**Direction:**
Return each line that holds the word "합격자의".

**Supplied data:**
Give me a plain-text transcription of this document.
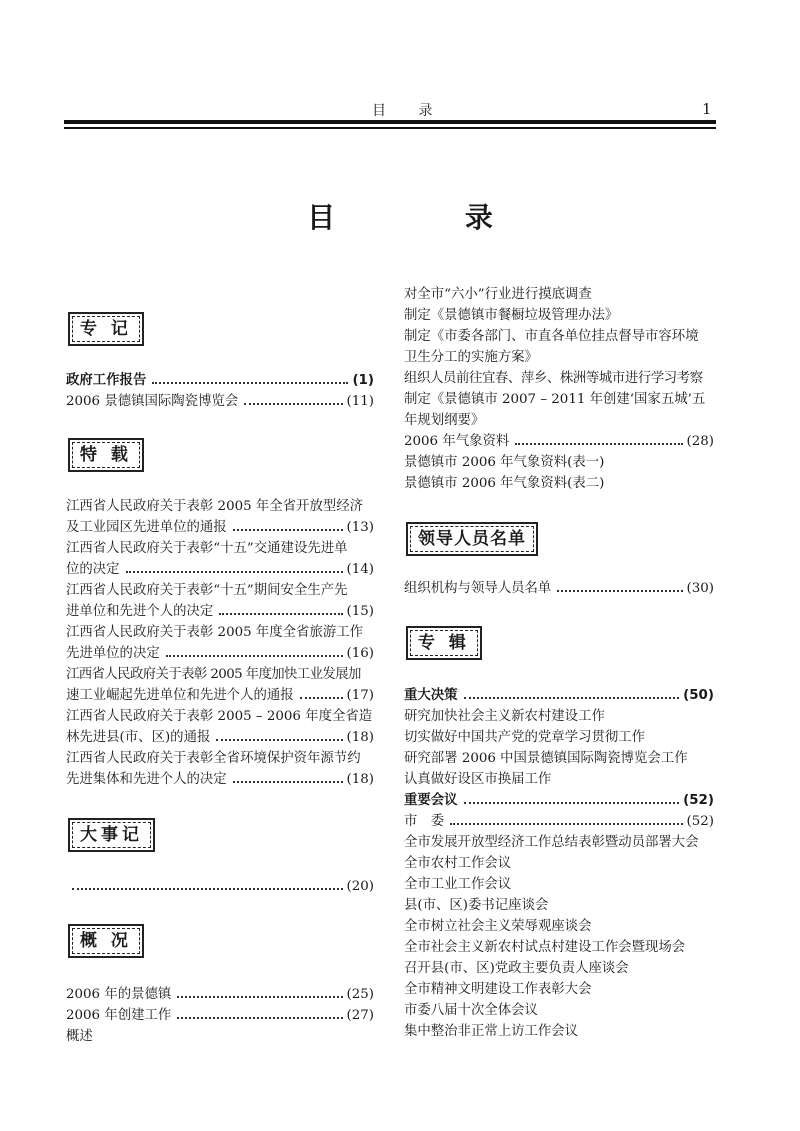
目 录	1
目 录
专 记
政府工作报告	(1)
2006 景德镇国际陶瓷博览会	(11)
特 载
江西省人民政府关于表彰 2005 年全省开放型经济
及工业园区先进单位的通报	(13)
江西省人民政府关于表彰“十五”交通建设先进单
位的决定	(14)
江西省人民政府关于表彰“十五”期间安全生产先
进单位和先进个人的决定	(15)
江西省人民政府关于表彰 2005 年度全省旅游工作
先进单位的决定	(16)
江西省人民政府关于表彰 2005 年度加快工业发展加
速工业崛起先进单位和先进个人的通报	(17)
江西省人民政府关于表彰 2005 – 2006 年度全省造
林先进县(市、区)的通报	(18)
江西省人民政府关于表彰全省环境保护资年源节约
先进集体和先进个人的决定	(18)
大事记
(20)
概 况
2006 年的景德镇	(25)
2006 年创建工作	(27)
概述
对全市“六小”行业进行摸底调查
制定《景德镇市餐橱垃圾管理办法》
制定《市委各部门、市直各单位挂点督导市容环境
卫生分工的实施方案》
组织人员前往宜春、萍乡、株洲等城市进行学习考察
制定《景德镇市 2007 – 2011 年创建‘国家五城’五
年规划纲要》
2006 年气象资料	(28)
景德镇市 2006 年气象资料(表一)
景德镇市 2006 年气象资料(表二)
领导人员名单
组织机构与领导人员名单	(30)
专 辑
重大决策	(50)
研究加快社会主义新农村建设工作
切实做好中国共产党的党章学习贯彻工作
研究部署 2006 中国景德镇国际陶瓷博览会工作
认真做好设区市换届工作
重要会议	(52)
市　委	(52)
全市发展开放型经济工作总结表彰暨动员部署大会
全市农村工作会议
全市工业工作会议
县(市、区)委书记座谈会
全市树立社会主义荣辱观座谈会
全市社会主义新农村试点村建设工作会暨现场会
召开县(市、区)党政主要负责人座谈会
全市精神文明建设工作表彰大会
市委八届十次全体会议
集中整治非正常上访工作会议
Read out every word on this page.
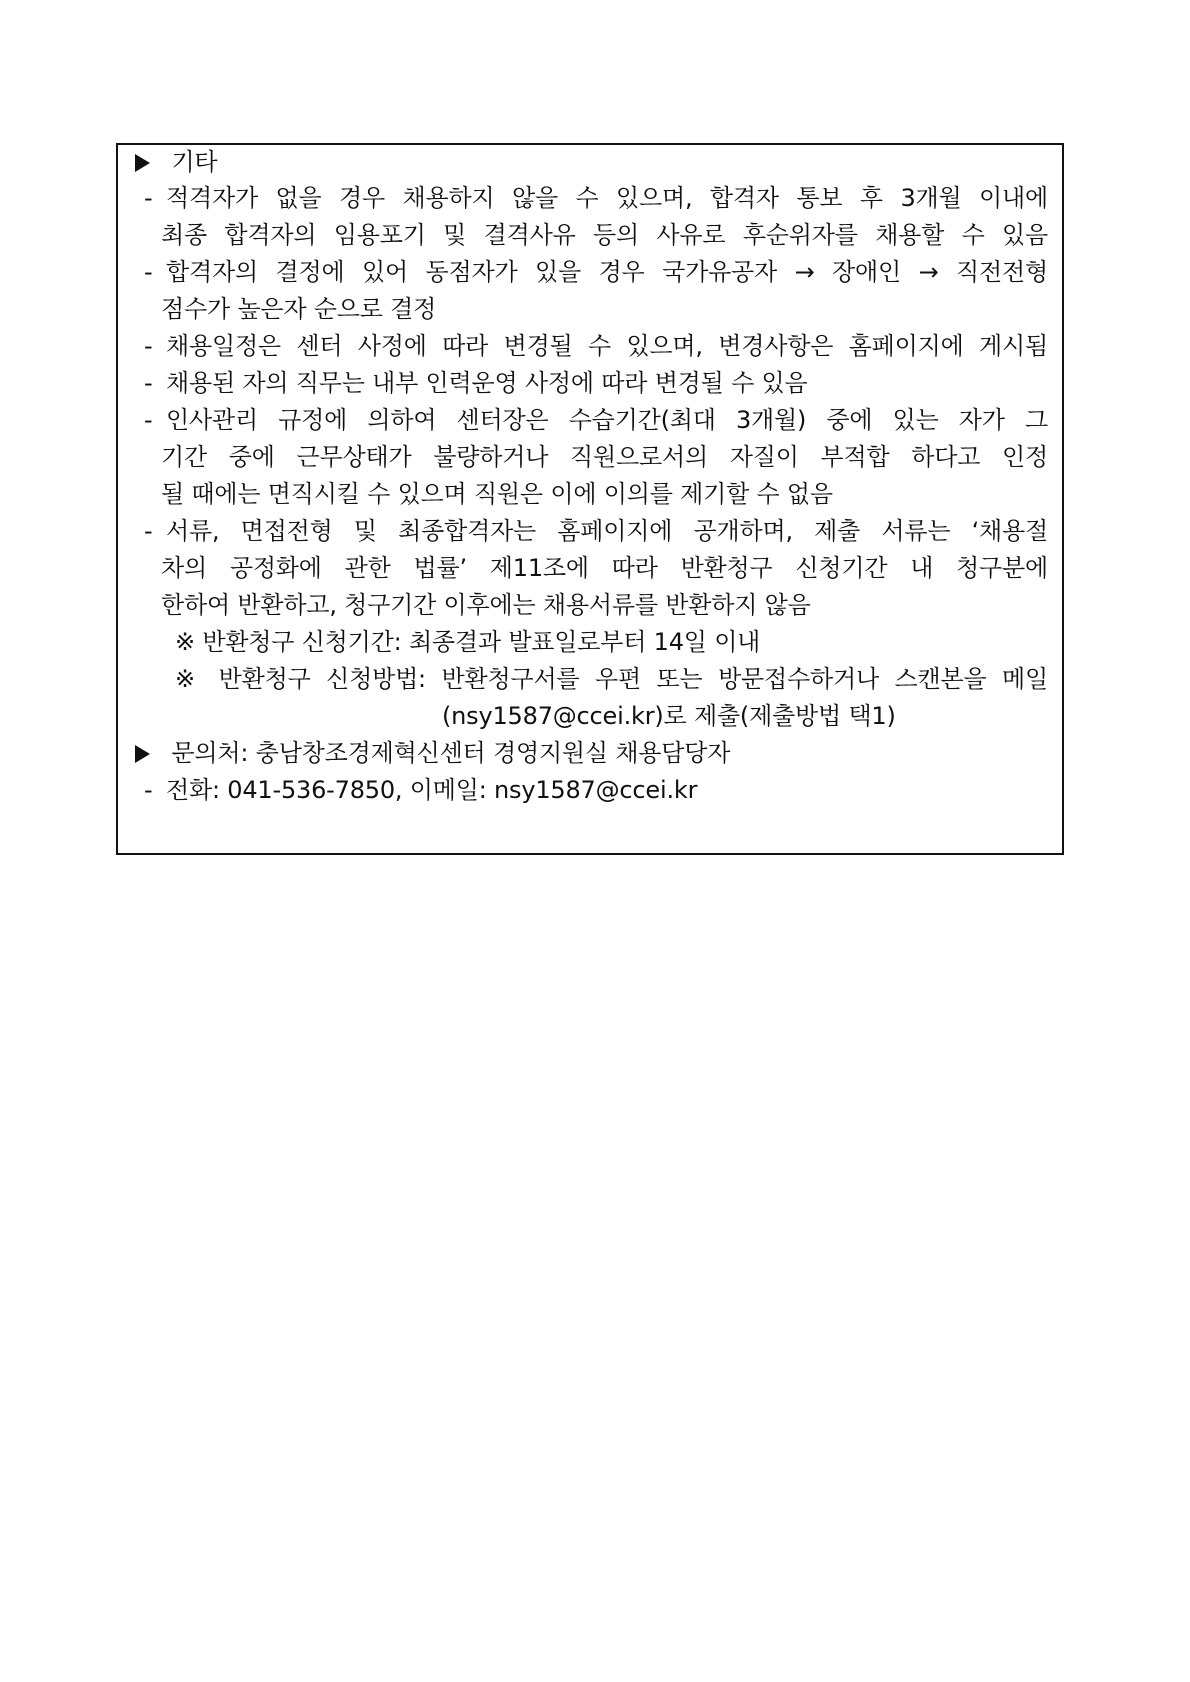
기타
- 적격자가 없을 경우 채용하지 않을 수 있으며, 합격자 통보 후 3개월 이내에
최종 합격자의 임용포기 및 결격사유 등의 사유로 후순위자를 채용할 수 있음
- 합격자의 결정에 있어 동점자가 있을 경우 국가유공자 → 장애인 → 직전전형
점수가 높은자 순으로 결정
- 채용일정은 센터 사정에 따라 변경될 수 있으며, 변경사항은 홈페이지에 게시됨
- 채용된 자의 직무는 내부 인력운영 사정에 따라 변경될 수 있음
- 인사관리 규정에 의하여 센터장은 수습기간(최대 3개월) 중에 있는 자가 그
기간 중에 근무상태가 불량하거나 직원으로서의 자질이 부적합 하다고 인정
될 때에는 면직시킬 수 있으며 직원은 이에 이의를 제기할 수 없음
- 서류, 면접전형 및 최종합격자는 홈페이지에 공개하며, 제출 서류는 ‘채용절
차의 공정화에 관한 법률’ 제11조에 따라 반환청구 신청기간 내 청구분에
한하여 반환하고, 청구기간 이후에는 채용서류를 반환하지 않음
※ 반환청구 신청기간: 최종결과 발표일로부터 14일 이내
※ 반환청구 신청방법: 반환청구서를 우편 또는 방문접수하거나 스캔본을 메일
(nsy1587@ccei.kr)로 제출(제출방법 택1)
문의처: 충남창조경제혁신센터 경영지원실 채용담당자
- 전화: 041-536-7850, 이메일: nsy1587@ccei.kr
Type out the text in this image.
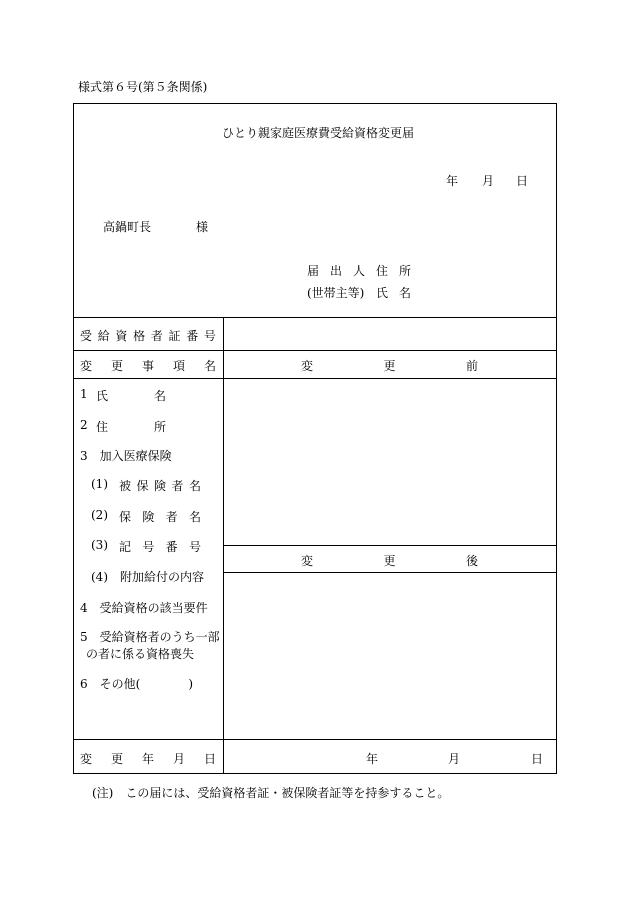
様式第６号(第５条関係)
ひとり親家庭医療費受給資格変更届
年 月 日
高鍋町長	様
届 出 人 住 所
(世帯主等) 氏 名
受 給 資 格 者 証 番 号
変 更 事 項 名	変	更	前
1 氏	名
2 住	所
3　加入医療保険
(1) 被 保 険 者 名
(2) 保 険 者 名
(3) 記 号 番 号
(4)　附加給付の内容
4　受給資格の該当要件
5　受給資格者のうち一部
の者に係る資格喪失
6　その他(　　　　)
変	更	後
変 更 年 月 日	年	月	日
(注)　この届には、受給資格者証・被保険者証等を持参すること。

**Reply:**
최종 합격자의 임용포기 및 결격사유 등의 사유로 후순위자를 채용할 수 있음
- 합격자의 결정에 있어 동점자가 있을 경우 국가유공자 → 장애인 → 직전전형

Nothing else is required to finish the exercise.